**Aim of the exercise:** Return all of the lines below exactly as they are.

**Listed records:**
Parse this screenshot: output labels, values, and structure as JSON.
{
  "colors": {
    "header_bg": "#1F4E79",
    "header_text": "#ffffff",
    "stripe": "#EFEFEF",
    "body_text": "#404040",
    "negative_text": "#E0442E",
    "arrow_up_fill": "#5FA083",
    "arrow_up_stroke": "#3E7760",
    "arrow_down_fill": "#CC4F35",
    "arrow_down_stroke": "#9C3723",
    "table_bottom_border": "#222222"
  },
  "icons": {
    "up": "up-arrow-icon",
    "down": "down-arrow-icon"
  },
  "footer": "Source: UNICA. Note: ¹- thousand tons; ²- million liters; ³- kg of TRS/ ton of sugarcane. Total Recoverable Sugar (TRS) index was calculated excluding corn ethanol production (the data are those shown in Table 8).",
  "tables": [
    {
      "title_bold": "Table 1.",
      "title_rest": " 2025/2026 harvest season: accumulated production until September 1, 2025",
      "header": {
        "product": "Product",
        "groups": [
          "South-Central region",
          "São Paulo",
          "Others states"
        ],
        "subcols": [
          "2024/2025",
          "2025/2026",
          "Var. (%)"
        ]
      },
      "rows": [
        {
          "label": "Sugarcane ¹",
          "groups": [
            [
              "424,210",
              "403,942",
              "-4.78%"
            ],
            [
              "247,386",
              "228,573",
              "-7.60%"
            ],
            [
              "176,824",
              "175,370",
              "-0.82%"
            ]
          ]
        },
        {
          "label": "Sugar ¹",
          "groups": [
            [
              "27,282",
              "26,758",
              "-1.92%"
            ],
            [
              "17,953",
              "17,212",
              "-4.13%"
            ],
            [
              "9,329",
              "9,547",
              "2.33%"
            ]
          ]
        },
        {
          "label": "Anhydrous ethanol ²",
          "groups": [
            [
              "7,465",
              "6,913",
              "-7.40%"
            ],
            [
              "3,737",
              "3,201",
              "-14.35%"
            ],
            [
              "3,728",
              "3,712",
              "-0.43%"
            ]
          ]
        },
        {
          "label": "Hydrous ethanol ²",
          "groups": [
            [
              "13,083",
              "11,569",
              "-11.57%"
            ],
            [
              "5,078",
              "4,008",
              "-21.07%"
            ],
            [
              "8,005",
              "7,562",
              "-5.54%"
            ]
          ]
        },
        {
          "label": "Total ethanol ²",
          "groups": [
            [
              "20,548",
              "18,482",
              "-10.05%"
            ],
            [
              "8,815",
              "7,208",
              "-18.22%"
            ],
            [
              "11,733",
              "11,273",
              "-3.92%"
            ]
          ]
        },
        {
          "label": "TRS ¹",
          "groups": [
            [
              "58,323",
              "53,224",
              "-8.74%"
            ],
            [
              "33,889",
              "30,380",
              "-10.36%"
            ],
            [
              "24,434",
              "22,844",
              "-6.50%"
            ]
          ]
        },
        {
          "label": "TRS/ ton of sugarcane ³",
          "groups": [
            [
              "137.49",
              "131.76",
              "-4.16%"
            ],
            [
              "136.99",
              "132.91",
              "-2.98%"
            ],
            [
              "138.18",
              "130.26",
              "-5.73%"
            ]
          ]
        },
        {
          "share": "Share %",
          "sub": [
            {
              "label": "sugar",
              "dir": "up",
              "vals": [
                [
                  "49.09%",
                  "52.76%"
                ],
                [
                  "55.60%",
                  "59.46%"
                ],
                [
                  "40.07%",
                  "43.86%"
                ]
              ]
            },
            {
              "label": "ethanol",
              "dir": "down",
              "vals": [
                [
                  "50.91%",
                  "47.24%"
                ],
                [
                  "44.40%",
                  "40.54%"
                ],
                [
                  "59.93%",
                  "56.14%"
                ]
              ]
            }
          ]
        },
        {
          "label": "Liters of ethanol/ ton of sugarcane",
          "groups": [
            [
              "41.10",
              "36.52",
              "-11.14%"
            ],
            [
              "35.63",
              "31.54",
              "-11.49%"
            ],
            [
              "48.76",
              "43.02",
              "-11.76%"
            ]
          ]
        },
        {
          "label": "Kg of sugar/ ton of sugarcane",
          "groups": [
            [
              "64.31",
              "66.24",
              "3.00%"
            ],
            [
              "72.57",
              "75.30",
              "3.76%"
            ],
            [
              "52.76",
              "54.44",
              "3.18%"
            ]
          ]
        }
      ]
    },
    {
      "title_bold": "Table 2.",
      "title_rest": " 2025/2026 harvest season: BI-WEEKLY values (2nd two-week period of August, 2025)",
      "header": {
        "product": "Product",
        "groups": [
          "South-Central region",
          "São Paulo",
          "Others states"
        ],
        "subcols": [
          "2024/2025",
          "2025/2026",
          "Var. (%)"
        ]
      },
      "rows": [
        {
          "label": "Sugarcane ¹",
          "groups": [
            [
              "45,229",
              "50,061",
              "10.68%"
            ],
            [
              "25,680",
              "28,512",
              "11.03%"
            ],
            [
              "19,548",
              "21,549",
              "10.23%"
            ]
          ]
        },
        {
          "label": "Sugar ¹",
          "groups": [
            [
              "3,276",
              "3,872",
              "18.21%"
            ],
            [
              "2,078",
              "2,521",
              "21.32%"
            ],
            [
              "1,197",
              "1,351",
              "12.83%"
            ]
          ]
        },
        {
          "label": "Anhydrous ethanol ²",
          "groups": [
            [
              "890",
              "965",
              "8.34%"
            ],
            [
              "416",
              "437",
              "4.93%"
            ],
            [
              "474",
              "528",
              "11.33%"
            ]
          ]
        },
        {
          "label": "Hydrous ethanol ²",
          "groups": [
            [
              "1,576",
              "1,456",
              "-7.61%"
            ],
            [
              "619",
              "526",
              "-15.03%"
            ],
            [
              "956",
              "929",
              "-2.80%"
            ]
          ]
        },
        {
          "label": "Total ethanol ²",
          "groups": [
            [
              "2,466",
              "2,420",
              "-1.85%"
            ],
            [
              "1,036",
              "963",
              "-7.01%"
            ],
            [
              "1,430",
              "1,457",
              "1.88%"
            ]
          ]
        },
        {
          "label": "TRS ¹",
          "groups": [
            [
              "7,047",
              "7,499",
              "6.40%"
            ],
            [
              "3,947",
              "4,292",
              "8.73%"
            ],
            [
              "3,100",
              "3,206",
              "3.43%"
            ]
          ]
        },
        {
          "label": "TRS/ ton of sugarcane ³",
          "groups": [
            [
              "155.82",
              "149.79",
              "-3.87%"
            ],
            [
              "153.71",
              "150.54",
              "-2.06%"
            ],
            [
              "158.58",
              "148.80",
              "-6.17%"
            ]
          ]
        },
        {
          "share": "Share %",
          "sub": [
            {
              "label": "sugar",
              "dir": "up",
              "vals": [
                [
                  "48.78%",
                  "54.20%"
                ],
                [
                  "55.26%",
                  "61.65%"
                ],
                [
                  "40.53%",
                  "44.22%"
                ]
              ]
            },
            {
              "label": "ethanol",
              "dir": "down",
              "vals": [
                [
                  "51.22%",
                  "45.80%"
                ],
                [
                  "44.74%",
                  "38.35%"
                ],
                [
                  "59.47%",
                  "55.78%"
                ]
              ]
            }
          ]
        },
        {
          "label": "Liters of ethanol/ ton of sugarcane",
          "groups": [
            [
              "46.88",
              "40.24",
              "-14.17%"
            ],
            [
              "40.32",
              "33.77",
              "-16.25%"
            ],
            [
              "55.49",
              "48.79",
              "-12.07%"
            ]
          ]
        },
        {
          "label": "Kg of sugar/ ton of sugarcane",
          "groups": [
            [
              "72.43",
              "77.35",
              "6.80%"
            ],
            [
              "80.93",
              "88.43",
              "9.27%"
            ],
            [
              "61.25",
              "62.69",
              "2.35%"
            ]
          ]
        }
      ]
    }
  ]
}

**Answer to the task:**
Parse this screenshot: output labels, values, and structure as JSON.
{
  "colors": {
    "header_bg": "#1F4E79",
    "header_text": "#ffffff",
    "stripe": "#EFEFEF",
    "body_text": "#404040",
    "negative_text": "#E0442E",
    "arrow_up_fill": "#5FA083",
    "arrow_up_stroke": "#3E7760",
    "arrow_down_fill": "#CC4F35",
    "arrow_down_stroke": "#9C3723",
    "table_bottom_border": "#222222"
  },
  "icons": {
    "up": "up-arrow-icon",
    "down": "down-arrow-icon"
  },
  "footer": "Source: UNICA. Note: ¹- thousand tons; ²- million liters; ³- kg of TRS/ ton of sugarcane. Total Recoverable Sugar (TRS) index was calculated excluding corn ethanol production (the data are those shown in Table 8).",
  "tables": [
    {
      "title_bold": "Table 1.",
      "title_rest": " 2025/2026 harvest season: accumulated production until September 1, 2025",
      "header": {
        "product": "Product",
        "groups": [
          "South-Central region",
          "São Paulo",
          "Others states"
        ],
        "subcols": [
          "2024/2025",
          "2025/2026",
          "Var. (%)"
        ]
      },
      "rows": [
        {
          "label": "Sugarcane ¹",
          "groups": [
            [
              "424,210",
              "403,942",
              "-4.78%"
            ],
            [
              "247,386",
              "228,573",
              "-7.60%"
            ],
            [
              "176,824",
              "175,370",
              "-0.82%"
            ]
          ]
        },
        {
          "label": "Sugar ¹",
          "groups": [
            [
              "27,282",
              "26,758",
              "-1.92%"
            ],
            [
              "17,953",
              "17,212",
              "-4.13%"
            ],
            [
              "9,329",
              "9,547",
              "2.33%"
            ]
          ]
        },
        {
          "label": "Anhydrous ethanol ²",
          "groups": [
            [
              "7,465",
              "6,913",
              "-7.40%"
            ],
            [
              "3,737",
              "3,201",
              "-14.35%"
            ],
            [
              "3,728",
              "3,712",
              "-0.43%"
            ]
          ]
        },
        {
          "label": "Hydrous ethanol ²",
          "groups": [
            [
              "13,083",
              "11,569",
              "-11.57%"
            ],
            [
              "5,078",
              "4,008",
              "-21.07%"
            ],
            [
              "8,005",
              "7,562",
              "-5.54%"
            ]
          ]
        },
        {
          "label": "Total ethanol ²",
          "groups": [
            [
              "20,548",
              "18,482",
              "-10.05%"
            ],
            [
              "8,815",
              "7,208",
              "-18.22%"
            ],
            [
              "11,733",
              "11,273",
              "-3.92%"
            ]
          ]
        },
        {
          "label": "TRS ¹",
          "groups": [
            [
              "58,323",
              "53,224",
              "-8.74%"
            ],
            [
              "33,889",
              "30,380",
              "-10.36%"
            ],
            [
              "24,434",
              "22,844",
              "-6.50%"
            ]
          ]
        },
        {
          "label": "TRS/ ton of sugarcane ³",
          "groups": [
            [
              "137.49",
              "131.76",
              "-4.16%"
            ],
            [
              "136.99",
              "132.91",
              "-2.98%"
            ],
            [
              "138.18",
              "130.26",
              "-5.73%"
            ]
          ]
        },
        {
          "share": "Share %",
          "sub": [
            {
              "label": "sugar",
              "dir": "up",
              "vals": [
                [
                  "49.09%",
                  "52.76%"
                ],
                [
                  "55.60%",
                  "59.46%"
                ],
                [
                  "40.07%",
                  "43.86%"
                ]
              ]
            },
            {
              "label": "ethanol",
              "dir": "down",
              "vals": [
                [
                  "50.91%",
                  "47.24%"
                ],
                [
                  "44.40%",
                  "40.54%"
                ],
                [
                  "59.93%",
                  "56.14%"
                ]
              ]
            }
          ]
        },
        {
          "label": "Liters of ethanol/ ton of sugarcane",
          "groups": [
            [
              "41.10",
              "36.52",
              "-11.14%"
            ],
            [
              "35.63",
              "31.54",
              "-11.49%"
            ],
            [
              "48.76",
              "43.02",
              "-11.76%"
            ]
          ]
        },
        {
          "label": "Kg of sugar/ ton of sugarcane",
          "groups": [
            [
              "64.31",
              "66.24",
              "3.00%"
            ],
            [
              "72.57",
              "75.30",
              "3.76%"
            ],
            [
              "52.76",
              "54.44",
              "3.18%"
            ]
          ]
        }
      ]
    },
    {
      "title_bold": "Table 2.",
      "title_rest": " 2025/2026 harvest season: BI-WEEKLY values (2nd two-week period of August, 2025)",
      "header": {
        "product": "Product",
        "groups": [
          "South-Central region",
          "São Paulo",
          "Others states"
        ],
        "subcols": [
          "2024/2025",
          "2025/2026",
          "Var. (%)"
        ]
      },
      "rows": [
        {
          "label": "Sugarcane ¹",
          "groups": [
            [
              "45,229",
              "50,061",
              "10.68%"
            ],
            [
              "25,680",
              "28,512",
              "11.03%"
            ],
            [
              "19,548",
              "21,549",
              "10.23%"
            ]
          ]
        },
        {
          "label": "Sugar ¹",
          "groups": [
            [
              "3,276",
              "3,872",
              "18.21%"
            ],
            [
              "2,078",
              "2,521",
              "21.32%"
            ],
            [
              "1,197",
              "1,351",
              "12.83%"
            ]
          ]
        },
        {
          "label": "Anhydrous ethanol ²",
          "groups": [
            [
              "890",
              "965",
              "8.34%"
            ],
            [
              "416",
              "437",
              "4.93%"
            ],
            [
              "474",
              "528",
              "11.33%"
            ]
          ]
        },
        {
          "label": "Hydrous ethanol ²",
          "groups": [
            [
              "1,576",
              "1,456",
              "-7.61%"
            ],
            [
              "619",
              "526",
              "-15.03%"
            ],
            [
              "956",
              "929",
              "-2.80%"
            ]
          ]
        },
        {
          "label": "Total ethanol ²",
          "groups": [
            [
              "2,466",
              "2,420",
              "-1.85%"
            ],
            [
              "1,036",
              "963",
              "-7.01%"
            ],
            [
              "1,430",
              "1,457",
              "1.88%"
            ]
          ]
        },
        {
          "label": "TRS ¹",
          "groups": [
            [
              "7,047",
              "7,499",
              "6.40%"
            ],
            [
              "3,947",
              "4,292",
              "8.73%"
            ],
            [
              "3,100",
              "3,206",
              "3.43%"
            ]
          ]
        },
        {
          "label": "TRS/ ton of sugarcane ³",
          "groups": [
            [
              "155.82",
              "149.79",
              "-3.87%"
            ],
            [
              "153.71",
              "150.54",
              "-2.06%"
            ],
            [
              "158.58",
              "148.80",
              "-6.17%"
            ]
          ]
        },
        {
          "share": "Share %",
          "sub": [
            {
              "label": "sugar",
              "dir": "up",
              "vals": [
                [
                  "48.78%",
                  "54.20%"
                ],
                [
                  "55.26%",
                  "61.65%"
                ],
                [
                  "40.53%",
                  "44.22%"
                ]
              ]
            },
            {
              "label": "ethanol",
              "dir": "down",
              "vals": [
                [
                  "51.22%",
                  "45.80%"
                ],
                [
                  "44.74%",
                  "38.35%"
                ],
                [
                  "59.47%",
                  "55.78%"
                ]
              ]
            }
          ]
        },
        {
          "label": "Liters of ethanol/ ton of sugarcane",
          "groups": [
            [
              "46.88",
              "40.24",
              "-14.17%"
            ],
            [
              "40.32",
              "33.77",
              "-16.25%"
            ],
            [
              "55.49",
              "48.79",
              "-12.07%"
            ]
          ]
        },
        {
          "label": "Kg of sugar/ ton of sugarcane",
          "groups": [
            [
              "72.43",
              "77.35",
              "6.80%"
            ],
            [
              "80.93",
              "88.43",
              "9.27%"
            ],
            [
              "61.25",
              "62.69",
              "2.35%"
            ]
          ]
        }
      ]
    }
  ]
}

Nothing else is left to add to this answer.